Data entries
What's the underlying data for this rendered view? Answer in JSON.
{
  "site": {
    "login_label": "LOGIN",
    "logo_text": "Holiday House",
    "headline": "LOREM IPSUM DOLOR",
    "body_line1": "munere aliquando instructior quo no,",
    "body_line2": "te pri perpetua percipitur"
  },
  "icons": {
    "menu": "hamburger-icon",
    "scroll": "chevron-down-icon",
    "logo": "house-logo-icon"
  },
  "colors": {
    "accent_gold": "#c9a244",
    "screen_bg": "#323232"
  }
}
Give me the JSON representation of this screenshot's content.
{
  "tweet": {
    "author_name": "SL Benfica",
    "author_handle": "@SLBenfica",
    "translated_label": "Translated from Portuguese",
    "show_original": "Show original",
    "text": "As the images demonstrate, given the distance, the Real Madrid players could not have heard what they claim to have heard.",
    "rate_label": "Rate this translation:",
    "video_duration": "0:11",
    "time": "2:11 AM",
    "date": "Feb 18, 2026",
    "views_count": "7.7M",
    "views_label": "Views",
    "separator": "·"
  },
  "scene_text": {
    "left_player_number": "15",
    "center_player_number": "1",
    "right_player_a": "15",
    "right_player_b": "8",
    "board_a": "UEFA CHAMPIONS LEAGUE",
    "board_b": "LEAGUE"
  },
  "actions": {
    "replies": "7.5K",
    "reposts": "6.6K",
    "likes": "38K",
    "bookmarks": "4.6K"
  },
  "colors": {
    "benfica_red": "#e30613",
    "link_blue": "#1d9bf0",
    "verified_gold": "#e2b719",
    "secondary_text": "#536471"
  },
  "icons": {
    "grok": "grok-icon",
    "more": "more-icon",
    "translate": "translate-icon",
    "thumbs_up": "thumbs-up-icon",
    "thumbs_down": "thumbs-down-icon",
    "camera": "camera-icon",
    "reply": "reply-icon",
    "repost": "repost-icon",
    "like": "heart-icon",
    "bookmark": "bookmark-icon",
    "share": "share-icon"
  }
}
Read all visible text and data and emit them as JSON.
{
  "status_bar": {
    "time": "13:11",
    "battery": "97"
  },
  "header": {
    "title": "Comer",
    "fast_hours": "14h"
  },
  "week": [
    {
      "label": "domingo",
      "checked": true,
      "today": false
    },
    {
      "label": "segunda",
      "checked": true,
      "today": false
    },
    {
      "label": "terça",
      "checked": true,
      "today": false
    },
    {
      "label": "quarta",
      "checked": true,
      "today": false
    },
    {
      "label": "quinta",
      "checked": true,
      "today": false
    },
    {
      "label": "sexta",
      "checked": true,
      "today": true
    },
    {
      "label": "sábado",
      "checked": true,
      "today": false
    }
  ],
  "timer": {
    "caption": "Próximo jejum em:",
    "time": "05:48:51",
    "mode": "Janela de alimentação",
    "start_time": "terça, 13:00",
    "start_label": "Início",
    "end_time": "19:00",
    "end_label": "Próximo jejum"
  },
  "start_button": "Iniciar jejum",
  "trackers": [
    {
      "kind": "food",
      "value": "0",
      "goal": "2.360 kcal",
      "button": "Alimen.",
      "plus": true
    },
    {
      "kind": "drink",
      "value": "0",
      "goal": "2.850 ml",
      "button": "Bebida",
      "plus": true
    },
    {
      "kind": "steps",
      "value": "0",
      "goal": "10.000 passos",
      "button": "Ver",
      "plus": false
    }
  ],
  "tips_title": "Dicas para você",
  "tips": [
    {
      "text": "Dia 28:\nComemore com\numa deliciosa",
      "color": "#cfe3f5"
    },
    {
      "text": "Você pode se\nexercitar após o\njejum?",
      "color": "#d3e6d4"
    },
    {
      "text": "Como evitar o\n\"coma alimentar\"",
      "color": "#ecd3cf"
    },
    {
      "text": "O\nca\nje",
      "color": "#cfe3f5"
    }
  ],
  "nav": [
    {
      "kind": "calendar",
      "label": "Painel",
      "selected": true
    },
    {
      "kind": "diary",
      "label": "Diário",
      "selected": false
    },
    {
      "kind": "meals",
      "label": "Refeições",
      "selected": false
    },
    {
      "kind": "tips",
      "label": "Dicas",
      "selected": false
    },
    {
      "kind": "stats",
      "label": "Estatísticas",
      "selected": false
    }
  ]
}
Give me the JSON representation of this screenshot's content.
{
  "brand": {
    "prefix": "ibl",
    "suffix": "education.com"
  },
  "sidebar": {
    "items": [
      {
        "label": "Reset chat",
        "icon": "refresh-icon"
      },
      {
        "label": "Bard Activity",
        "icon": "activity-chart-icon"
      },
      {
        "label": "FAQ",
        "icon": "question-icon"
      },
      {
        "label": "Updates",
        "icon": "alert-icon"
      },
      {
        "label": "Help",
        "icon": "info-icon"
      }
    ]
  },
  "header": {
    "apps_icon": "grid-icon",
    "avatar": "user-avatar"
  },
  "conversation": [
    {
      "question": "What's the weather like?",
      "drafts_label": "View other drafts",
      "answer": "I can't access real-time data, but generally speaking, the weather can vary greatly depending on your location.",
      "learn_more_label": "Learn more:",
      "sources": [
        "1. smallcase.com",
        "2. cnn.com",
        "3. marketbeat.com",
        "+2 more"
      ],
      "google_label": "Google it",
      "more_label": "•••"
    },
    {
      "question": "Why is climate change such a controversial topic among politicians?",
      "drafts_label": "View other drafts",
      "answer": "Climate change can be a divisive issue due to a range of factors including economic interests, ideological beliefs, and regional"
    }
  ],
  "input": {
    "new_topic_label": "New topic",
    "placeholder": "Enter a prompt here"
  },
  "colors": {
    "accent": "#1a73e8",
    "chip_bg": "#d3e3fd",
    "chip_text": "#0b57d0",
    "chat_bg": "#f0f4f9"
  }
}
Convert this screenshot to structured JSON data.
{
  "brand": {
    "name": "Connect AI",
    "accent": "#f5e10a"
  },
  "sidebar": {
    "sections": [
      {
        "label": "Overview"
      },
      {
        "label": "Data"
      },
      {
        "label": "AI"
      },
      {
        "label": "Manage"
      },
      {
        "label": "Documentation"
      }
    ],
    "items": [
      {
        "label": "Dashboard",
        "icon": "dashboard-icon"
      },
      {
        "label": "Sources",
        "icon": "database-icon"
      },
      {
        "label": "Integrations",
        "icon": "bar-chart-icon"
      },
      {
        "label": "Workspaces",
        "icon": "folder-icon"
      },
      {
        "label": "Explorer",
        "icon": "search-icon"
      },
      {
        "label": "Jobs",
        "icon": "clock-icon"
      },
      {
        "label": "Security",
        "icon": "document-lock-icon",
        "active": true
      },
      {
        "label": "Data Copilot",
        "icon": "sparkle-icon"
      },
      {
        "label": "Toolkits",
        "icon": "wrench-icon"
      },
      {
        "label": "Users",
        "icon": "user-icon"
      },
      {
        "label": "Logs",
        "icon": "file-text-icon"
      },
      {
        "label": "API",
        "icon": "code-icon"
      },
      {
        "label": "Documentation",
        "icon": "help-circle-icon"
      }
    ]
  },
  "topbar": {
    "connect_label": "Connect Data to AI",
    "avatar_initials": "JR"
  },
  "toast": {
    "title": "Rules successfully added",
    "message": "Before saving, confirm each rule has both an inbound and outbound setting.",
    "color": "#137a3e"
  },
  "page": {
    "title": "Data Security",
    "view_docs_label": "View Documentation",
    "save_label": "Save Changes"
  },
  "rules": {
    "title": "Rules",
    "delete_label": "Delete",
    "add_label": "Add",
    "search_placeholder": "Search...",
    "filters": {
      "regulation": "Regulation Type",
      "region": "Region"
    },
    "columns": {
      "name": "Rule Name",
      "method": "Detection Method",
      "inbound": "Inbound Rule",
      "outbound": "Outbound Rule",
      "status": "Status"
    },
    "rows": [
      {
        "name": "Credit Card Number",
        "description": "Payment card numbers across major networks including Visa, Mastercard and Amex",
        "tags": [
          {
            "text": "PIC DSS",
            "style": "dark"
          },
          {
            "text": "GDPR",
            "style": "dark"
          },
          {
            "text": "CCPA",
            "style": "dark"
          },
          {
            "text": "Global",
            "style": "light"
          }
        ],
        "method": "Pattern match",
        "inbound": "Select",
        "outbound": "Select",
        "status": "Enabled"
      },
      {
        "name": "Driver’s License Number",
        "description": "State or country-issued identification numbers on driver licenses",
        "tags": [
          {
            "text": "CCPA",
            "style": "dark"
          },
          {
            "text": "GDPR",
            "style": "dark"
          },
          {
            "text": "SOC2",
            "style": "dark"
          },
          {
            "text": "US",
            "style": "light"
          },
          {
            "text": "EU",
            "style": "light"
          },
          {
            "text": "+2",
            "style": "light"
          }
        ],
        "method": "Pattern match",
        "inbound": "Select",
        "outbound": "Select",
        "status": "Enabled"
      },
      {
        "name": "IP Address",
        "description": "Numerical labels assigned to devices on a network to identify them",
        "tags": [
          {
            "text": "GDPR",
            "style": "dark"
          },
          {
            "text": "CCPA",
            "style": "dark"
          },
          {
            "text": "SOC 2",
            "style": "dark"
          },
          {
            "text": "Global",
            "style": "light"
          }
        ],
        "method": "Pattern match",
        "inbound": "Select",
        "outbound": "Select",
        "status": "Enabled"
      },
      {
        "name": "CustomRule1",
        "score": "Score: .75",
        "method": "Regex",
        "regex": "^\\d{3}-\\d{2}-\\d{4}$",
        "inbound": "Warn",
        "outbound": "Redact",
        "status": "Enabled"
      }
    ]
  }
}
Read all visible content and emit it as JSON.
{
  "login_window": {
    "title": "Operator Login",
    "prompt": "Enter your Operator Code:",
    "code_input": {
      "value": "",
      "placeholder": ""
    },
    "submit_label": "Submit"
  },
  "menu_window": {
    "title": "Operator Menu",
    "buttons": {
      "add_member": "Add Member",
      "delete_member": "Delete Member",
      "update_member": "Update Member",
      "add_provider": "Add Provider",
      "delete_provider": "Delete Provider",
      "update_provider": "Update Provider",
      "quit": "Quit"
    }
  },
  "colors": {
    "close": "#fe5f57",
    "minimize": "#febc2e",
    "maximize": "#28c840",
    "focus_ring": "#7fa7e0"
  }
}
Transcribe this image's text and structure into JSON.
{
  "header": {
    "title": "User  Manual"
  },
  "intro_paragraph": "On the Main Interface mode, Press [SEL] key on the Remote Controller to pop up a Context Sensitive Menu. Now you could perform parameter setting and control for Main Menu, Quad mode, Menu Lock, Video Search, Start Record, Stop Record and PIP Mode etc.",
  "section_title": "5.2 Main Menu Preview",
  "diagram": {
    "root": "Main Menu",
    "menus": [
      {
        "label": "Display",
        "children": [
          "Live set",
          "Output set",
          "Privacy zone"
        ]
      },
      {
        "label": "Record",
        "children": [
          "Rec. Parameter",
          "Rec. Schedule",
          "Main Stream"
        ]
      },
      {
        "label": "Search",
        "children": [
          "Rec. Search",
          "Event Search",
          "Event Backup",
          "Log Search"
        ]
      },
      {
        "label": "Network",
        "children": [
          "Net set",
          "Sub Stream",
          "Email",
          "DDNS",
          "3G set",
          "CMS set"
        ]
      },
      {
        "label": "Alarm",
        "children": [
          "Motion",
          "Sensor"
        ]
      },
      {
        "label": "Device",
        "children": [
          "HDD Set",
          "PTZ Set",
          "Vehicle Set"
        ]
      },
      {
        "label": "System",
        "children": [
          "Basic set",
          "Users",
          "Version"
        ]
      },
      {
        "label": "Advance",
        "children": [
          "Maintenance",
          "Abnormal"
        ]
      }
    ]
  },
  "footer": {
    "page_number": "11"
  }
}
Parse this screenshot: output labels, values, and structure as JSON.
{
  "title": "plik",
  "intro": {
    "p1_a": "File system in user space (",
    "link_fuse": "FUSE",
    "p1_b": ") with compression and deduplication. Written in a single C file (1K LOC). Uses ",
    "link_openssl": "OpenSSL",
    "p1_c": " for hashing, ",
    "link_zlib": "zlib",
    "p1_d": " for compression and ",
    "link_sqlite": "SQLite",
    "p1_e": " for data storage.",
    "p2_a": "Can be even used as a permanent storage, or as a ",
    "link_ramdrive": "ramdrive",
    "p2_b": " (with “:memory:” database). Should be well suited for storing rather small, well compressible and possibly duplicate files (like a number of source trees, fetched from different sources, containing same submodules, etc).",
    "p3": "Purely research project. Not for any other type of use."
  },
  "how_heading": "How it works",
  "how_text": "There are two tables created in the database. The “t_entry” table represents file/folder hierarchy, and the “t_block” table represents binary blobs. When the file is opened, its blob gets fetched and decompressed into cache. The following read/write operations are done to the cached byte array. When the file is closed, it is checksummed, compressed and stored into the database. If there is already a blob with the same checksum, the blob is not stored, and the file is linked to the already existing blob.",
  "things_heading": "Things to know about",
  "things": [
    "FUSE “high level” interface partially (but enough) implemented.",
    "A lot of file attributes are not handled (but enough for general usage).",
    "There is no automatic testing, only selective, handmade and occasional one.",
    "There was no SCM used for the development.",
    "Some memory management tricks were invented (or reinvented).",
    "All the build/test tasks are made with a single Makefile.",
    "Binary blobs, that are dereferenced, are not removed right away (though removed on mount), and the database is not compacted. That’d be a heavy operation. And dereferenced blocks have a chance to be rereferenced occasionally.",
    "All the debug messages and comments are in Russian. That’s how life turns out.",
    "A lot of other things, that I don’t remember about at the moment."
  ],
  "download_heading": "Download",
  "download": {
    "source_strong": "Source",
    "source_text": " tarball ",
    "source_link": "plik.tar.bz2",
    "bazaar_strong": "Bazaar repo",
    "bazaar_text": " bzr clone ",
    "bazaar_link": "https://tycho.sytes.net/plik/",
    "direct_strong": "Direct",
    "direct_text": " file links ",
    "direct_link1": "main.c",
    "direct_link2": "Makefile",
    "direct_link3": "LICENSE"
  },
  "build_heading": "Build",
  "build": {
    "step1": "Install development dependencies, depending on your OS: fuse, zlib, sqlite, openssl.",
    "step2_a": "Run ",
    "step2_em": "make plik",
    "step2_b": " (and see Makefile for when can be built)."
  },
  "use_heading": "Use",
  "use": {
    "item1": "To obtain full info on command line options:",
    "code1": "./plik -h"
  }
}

What the task requires
From the records given above, copy all lines containing "fetched".

Finished answer
    "p2_b": " (with “:memory:” database). Should be well suited for storing rather small, well compressible and possibly duplicate files (like a number of source trees, fetched from different sources, containing same submodules, etc).",
  "how_text": "There are two tables created in the database. The “t_entry” table represents file/folder hierarchy, and the “t_block” table represents binary blobs. When the file is opened, its blob gets fetched and decompressed into cache. The following read/write operations are done to the cached byte array. When the file is closed, it is checksummed, compressed and stored into the database. If there is already a blob with the same checksum, the blob is not stored, and the file is linked to the already existing blob.",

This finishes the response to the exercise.